-- Document segment start --

Monday, July 29, 2013

My Guilty Pleasure

Normally on Monday night we're at my mother-in-law's, and I have to catch up on my TV watching on Tuesday night. But tonight Derrick had to work late, so I'm snuggled on the couch...

Watching the Bachelorette. 

I watch every time. I love it. And I hate it. I think it's ridiculous but, like a train wreck, can't help but watch.

So, here are my thoughts during a typical Bachelor night...

Seriously, does anyone think this actually works?

What do they do in the fantasy suite? And do they do it with all three finalists? Gross.

This is not the real world, people. Why don't they ever have a date to Taco Bell...or Subway...yum, Bojangles...?

Break to fix a grilled cheese. 

Desiree is kind of boring. Is that just me? 

Are sunglasses not allowed on this show? 

Making out on the beach may look romantic on camera but would NOT actually be fun.  

WHAT is that high-pitched shrill in the background? Not okay.

Do they seriously expect him to know - after 6 weeks - that she's the one he wants to spend forever with...Seriously?

I just don't see her with any of these guys. They're definitely no JP and Ashley. 

Did I actually just say "they're definitely no JP and Ashley". Oh my word. 

Is it Chris Harrison's goal to make everything seem like the end of the world? It's okay, people, there is life after the Bachelorette. It's called "The Bachelor" or "Bachelor Pad". Chill.

If I were one of the other guys and saw how much she thought she loved Brooks, I'd be done. No need to waste my time wanting someone who wants someone else. 

Brooks will probably realize later that it wasn't just Desiree that he isn't into...it's girls in general.

-- Document segment end --

Rewrite the blog post from "I watch every" to "typical Bachelor night...", swapping "train wreck" for "car crash".

-- Listed entries start --

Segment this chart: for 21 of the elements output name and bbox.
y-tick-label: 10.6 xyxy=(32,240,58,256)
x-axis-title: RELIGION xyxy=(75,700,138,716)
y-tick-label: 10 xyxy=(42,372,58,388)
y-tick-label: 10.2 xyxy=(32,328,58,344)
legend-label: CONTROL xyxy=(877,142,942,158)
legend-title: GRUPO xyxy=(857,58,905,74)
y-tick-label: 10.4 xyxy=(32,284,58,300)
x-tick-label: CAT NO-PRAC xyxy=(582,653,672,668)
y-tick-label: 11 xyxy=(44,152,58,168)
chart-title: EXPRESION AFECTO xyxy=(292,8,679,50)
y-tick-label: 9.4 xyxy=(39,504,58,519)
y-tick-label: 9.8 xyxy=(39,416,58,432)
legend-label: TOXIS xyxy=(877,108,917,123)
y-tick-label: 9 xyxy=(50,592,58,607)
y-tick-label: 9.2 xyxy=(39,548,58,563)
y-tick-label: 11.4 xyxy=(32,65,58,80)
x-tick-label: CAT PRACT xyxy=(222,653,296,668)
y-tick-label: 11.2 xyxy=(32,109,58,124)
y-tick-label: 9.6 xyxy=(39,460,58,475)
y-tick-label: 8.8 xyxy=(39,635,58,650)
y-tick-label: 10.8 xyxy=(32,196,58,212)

-- Listed entries end --

■ **Task output**:
I watch every time. I love it. And I hate it. I think it's ridiculous but, like a car crash, can't help but watch.

So, here are my thoughts during a typical Bachelor night...